Text under study
============================================================

[Gage Skidmore from Surprise, AZ, United States of America, CC BY-SA 2.0 , via Wikimedia Commons]

RFK Jr. Implements Major Insurance Reform

In a sweeping move to dismantle one of the most notorious barriers in modern healthcare, U.S. Health and Human Services Secretary Robert F. Kennedy Jr. and Centers for Medicare and Medicaid Services Administrator Dr. Mehmet Oz announced Monday a landmark agreement with the nation’s largest health insurers to reform the prior authorization process. The initiative is expected to impact nearly 260 million Americans and marks one of the most significant administrative overhauls in recent health policy history.

The prior authorization system, originally designed to reduce costs by requiring insurance approval for specific treatments and procedures, has become a widespread source of frustration for patients and physicians alike. In recent years, it has come under fire for delaying access to necessary care, denying life-saving procedures, and contributing to physician burnout. Estimates suggest that over 85% of Americans have encountered such delays, and data from 2023 revealed 3.2 million denials within Medicare Advantage plans alone—delays affecting 32 million enrollees, often with severe consequences.

============================================================

Questions to answer
A) Decide whether each statement agrees with the article on prior authorization reform. Answer yes or no for each, and quote the words from the article that settle it.
(i) The agreement with the insurers was announced on a Monday.
(ii) The prior authorization system was first set up to speed up patient care.
(iii) Data from 2023 showed 3.2 million denials within Medicare Advantage plans alone.
B) Answer these questions using the article on prior authorization reform:
(i) Who is the Centers for Medicare and Medicaid Services Administrator?
(ii) About how many Americans is the initiative expected to impact?
(iii) What share of Americans are estimated to have encountered such delays?
C) Repeat the part of the article on prior authorization reform from "[Gage Skidmore from" to "health policy history.", word for word.
The data has nothing to do with the article.

Records

============================================================

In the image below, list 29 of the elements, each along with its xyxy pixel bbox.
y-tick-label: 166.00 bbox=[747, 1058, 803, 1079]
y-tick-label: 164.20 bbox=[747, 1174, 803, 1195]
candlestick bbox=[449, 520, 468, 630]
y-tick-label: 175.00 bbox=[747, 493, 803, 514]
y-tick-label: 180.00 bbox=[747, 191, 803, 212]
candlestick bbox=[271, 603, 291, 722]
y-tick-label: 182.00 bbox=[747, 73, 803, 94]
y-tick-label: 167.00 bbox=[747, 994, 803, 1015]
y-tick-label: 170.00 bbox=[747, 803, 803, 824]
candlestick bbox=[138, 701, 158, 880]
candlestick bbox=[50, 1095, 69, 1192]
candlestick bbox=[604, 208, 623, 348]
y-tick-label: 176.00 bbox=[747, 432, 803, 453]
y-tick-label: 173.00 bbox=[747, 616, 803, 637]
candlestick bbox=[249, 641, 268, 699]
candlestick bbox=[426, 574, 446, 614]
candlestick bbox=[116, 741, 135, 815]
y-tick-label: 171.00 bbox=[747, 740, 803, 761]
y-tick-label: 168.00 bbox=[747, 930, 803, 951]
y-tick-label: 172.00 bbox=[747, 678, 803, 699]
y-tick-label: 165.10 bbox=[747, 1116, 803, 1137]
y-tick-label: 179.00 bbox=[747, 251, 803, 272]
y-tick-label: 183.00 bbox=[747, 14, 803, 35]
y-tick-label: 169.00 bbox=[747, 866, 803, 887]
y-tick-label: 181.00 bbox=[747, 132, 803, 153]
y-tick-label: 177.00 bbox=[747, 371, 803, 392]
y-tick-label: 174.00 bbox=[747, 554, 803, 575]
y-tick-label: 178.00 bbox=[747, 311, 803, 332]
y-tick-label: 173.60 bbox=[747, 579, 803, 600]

============================================================

Answers provided
A)
(i) Yes: "announced Monday a landmark agreement with the nation’s largest health insurers"
(ii) No: "originally designed to reduce costs by requiring insurance approval for specific treatments and procedures"
(iii) Yes: "data from 2023 revealed 3.2 million denials within Medicare Advantage plans alone"

B)
(i) Dr. Mehmet Oz
(ii) Nearly 260 million
(iii) Over 85%

C)
[Gage Skidmore from Surprise, AZ, United States of America, CC BY-SA 2.0 , via Wikimedia Commons]

RFK Jr. Implements Major Insurance Reform

In a sweeping move to dismantle one of the most notorious barriers in modern healthcare, U.S. Health and Human Services Secretary Robert F. Kennedy Jr. and Centers for Medicare and Medicaid Services Administrator Dr. Mehmet Oz announced Monday a landmark agreement with the nation’s largest health insurers to reform the prior authorization process. The initiative is expected to impact nearly 260 million Americans and marks one of the most significant administrative overhauls in recent health policy history.